───── RAW RECORDS ─────
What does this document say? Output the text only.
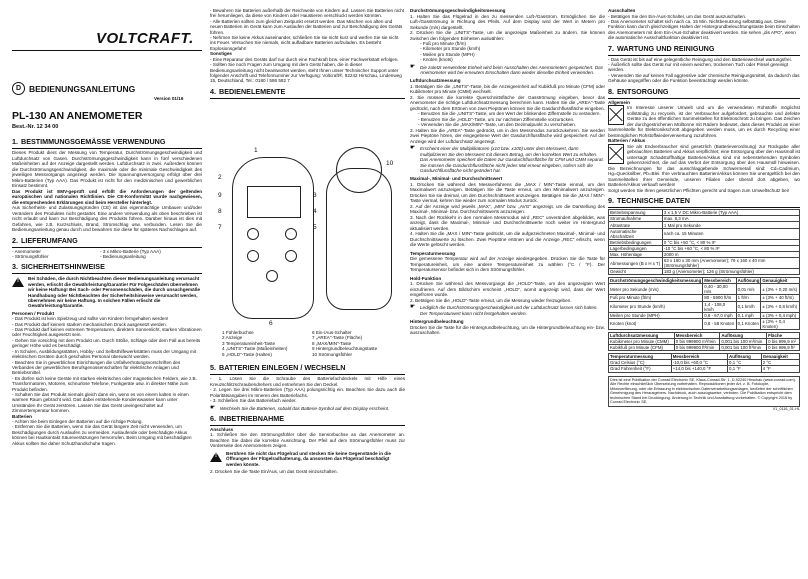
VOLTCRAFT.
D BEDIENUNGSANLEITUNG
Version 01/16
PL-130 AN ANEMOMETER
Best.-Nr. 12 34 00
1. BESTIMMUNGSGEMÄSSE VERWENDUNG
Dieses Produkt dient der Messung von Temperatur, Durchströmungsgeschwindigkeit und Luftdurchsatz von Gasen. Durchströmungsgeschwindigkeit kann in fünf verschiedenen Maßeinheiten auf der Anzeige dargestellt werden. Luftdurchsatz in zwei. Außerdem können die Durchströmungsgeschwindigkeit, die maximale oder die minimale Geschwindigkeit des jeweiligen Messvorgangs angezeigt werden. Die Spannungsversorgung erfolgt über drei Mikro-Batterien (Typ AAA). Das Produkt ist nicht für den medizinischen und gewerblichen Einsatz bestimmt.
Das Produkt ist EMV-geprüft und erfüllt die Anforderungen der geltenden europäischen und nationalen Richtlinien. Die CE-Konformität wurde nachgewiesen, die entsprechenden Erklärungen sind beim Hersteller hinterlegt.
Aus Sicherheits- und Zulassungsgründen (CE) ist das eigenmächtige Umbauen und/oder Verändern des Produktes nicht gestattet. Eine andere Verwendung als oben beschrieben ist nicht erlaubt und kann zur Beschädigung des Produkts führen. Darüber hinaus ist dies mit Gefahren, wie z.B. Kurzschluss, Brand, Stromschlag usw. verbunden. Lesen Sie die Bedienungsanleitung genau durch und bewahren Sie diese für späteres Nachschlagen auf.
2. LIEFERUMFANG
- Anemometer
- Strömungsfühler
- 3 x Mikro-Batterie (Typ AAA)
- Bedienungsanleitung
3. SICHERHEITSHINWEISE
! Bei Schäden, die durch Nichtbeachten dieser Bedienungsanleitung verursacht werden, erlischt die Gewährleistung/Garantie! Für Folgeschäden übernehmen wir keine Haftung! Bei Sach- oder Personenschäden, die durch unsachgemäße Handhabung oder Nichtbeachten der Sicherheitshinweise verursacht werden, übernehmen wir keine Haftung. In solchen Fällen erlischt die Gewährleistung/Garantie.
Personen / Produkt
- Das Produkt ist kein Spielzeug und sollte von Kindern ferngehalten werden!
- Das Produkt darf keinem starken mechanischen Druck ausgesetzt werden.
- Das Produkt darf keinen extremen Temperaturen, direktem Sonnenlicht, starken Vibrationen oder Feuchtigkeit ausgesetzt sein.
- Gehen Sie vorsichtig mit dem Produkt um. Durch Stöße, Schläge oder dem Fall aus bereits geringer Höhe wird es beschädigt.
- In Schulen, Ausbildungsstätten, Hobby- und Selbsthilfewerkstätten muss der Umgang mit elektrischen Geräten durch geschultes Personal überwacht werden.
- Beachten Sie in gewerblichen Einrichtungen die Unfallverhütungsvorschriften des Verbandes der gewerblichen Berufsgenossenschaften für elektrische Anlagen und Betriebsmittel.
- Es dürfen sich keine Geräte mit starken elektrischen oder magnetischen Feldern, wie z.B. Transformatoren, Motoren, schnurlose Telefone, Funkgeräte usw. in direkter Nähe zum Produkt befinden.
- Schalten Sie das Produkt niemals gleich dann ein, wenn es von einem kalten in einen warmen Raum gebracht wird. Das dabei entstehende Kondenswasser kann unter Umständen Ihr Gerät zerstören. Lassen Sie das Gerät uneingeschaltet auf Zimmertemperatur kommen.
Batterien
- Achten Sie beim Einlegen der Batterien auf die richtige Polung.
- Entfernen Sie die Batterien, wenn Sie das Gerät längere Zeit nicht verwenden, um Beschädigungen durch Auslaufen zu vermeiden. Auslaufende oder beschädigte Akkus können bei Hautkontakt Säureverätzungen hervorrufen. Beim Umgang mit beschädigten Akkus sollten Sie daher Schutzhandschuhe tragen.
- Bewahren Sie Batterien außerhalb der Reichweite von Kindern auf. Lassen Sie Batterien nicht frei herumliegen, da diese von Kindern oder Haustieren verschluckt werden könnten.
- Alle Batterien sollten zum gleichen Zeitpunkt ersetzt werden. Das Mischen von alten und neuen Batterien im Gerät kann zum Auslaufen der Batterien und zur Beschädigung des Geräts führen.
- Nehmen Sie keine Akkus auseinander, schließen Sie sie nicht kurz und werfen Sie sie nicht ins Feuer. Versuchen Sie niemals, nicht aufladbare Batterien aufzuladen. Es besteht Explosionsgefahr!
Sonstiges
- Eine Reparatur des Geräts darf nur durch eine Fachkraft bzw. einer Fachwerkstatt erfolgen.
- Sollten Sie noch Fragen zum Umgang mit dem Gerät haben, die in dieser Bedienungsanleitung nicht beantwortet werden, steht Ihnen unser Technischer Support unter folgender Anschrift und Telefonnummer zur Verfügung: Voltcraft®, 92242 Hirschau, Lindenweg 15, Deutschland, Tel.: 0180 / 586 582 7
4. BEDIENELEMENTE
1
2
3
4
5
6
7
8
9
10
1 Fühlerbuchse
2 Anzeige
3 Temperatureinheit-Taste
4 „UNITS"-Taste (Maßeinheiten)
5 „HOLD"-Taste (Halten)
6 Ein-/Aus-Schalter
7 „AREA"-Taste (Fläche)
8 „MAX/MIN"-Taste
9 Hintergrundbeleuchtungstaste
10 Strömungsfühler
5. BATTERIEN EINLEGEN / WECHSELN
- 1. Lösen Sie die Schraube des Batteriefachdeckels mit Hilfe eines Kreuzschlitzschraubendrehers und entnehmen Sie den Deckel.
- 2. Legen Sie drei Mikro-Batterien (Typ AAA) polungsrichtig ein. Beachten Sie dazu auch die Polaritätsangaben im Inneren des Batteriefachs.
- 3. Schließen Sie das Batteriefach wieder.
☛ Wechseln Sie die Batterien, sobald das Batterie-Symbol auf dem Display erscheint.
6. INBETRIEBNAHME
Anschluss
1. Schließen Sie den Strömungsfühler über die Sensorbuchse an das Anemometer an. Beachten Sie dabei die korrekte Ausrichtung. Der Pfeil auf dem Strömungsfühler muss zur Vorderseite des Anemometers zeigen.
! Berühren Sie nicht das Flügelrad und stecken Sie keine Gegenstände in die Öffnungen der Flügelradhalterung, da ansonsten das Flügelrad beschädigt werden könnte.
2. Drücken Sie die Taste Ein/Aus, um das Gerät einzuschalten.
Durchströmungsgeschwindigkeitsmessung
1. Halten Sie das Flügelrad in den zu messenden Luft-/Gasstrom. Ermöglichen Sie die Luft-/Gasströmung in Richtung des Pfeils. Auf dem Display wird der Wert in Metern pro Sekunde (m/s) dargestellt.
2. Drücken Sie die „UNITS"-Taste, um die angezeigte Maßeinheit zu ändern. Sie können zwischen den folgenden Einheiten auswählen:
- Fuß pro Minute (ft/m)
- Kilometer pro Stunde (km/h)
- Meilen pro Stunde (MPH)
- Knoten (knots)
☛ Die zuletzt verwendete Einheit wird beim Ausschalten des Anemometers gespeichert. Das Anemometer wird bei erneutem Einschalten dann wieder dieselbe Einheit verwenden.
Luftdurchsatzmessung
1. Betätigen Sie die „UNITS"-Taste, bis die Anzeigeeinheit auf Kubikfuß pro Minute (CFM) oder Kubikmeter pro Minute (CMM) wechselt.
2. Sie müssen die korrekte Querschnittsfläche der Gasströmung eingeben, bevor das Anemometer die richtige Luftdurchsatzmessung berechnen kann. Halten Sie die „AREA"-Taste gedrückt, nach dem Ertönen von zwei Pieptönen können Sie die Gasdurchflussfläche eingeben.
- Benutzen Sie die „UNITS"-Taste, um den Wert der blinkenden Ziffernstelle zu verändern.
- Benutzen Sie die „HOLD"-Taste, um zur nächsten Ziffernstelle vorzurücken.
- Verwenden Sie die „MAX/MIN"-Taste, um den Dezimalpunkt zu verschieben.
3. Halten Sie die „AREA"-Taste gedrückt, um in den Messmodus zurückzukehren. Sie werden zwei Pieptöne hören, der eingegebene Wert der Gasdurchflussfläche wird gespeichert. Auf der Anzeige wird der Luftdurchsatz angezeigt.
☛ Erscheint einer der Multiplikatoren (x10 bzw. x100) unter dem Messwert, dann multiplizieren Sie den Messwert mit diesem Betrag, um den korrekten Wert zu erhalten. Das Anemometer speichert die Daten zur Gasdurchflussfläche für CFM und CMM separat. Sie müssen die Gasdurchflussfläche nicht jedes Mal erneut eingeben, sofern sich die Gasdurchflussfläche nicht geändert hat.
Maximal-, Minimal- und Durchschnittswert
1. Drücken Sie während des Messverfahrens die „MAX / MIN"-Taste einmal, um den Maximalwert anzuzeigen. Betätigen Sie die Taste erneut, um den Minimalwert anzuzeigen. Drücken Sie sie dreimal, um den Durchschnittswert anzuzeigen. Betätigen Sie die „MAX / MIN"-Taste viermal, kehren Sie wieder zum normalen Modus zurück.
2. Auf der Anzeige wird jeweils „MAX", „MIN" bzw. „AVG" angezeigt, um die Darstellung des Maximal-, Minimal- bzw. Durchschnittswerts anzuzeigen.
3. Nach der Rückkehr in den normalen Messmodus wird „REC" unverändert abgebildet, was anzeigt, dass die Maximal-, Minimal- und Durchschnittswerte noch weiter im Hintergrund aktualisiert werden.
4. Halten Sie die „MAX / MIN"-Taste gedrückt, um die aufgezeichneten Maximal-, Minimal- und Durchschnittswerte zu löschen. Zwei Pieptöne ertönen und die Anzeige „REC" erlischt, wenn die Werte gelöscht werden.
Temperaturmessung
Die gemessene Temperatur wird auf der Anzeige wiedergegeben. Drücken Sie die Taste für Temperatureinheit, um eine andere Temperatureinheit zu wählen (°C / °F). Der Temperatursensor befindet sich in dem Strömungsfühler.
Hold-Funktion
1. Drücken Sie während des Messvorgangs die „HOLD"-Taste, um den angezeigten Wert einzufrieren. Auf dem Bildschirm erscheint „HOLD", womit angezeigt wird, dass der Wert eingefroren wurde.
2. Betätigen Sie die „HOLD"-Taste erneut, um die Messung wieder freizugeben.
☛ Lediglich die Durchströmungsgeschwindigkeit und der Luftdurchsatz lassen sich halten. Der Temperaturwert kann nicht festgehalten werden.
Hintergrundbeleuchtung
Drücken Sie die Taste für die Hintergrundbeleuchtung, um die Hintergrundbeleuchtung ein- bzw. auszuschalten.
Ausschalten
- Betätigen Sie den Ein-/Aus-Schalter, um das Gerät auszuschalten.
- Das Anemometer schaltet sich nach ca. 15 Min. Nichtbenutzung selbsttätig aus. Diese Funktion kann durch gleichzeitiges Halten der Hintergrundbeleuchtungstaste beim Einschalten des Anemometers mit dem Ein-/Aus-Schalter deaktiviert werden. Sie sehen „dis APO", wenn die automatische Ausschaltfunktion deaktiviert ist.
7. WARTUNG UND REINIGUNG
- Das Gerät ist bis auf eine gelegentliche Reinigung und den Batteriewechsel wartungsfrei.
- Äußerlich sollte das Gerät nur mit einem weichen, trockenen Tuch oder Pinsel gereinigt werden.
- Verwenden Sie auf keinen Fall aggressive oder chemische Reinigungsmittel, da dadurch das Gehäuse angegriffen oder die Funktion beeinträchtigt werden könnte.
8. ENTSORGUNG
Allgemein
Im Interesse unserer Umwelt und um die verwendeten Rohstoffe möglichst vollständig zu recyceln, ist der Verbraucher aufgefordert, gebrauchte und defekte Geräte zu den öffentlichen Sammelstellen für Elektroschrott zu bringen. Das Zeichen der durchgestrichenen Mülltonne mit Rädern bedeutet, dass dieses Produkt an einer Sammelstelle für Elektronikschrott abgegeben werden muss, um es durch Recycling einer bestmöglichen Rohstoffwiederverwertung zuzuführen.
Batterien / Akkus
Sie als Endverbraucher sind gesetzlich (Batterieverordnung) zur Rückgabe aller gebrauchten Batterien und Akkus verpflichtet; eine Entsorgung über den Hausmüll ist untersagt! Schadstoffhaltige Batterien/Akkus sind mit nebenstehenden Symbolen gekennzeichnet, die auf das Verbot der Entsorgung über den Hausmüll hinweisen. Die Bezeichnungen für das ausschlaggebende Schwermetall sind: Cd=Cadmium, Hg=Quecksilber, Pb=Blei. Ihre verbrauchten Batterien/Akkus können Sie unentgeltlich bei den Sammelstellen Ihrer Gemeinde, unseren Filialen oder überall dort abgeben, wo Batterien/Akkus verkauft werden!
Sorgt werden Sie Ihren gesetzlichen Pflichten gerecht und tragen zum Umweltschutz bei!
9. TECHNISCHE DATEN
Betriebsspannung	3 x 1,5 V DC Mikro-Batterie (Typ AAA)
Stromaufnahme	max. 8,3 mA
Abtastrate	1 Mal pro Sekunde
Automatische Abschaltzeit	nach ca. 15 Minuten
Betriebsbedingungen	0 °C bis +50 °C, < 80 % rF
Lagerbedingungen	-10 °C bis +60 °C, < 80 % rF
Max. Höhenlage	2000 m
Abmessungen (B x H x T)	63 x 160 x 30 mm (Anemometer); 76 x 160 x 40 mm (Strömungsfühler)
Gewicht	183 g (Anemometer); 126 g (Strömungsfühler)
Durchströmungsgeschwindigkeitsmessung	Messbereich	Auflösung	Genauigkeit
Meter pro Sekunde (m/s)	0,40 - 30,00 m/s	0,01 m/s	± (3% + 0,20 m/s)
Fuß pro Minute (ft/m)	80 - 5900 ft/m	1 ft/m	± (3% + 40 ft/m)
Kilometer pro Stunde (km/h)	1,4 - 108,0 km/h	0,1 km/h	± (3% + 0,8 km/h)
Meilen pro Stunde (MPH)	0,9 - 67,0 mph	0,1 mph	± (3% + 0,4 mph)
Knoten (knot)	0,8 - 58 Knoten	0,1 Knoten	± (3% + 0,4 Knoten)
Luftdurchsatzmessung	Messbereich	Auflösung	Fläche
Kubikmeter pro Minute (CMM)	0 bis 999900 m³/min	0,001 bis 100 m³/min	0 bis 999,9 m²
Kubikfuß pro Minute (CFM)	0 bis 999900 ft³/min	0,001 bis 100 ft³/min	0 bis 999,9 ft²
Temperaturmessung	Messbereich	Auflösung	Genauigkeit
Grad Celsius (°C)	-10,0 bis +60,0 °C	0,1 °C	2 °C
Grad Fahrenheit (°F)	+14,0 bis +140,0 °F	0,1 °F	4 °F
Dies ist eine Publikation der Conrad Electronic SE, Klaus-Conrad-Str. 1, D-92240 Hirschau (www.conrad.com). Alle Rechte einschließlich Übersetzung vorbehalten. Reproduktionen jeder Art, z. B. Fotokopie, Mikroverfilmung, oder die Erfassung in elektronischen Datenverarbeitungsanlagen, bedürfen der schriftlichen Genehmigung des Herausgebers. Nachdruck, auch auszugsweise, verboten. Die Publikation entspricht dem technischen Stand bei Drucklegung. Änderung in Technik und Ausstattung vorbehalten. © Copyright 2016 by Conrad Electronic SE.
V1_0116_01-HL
─────
**SET EXERCISE:**
Collect each line above holding the string "Genauigkeit".

**EXPECTED ANSWER:**
Durchströmungsgeschwindigkeitsmessung	Messbereich	Auflösung	Genauigkeit
Temperaturmessung	Messbereich	Auflösung	Genauigkeit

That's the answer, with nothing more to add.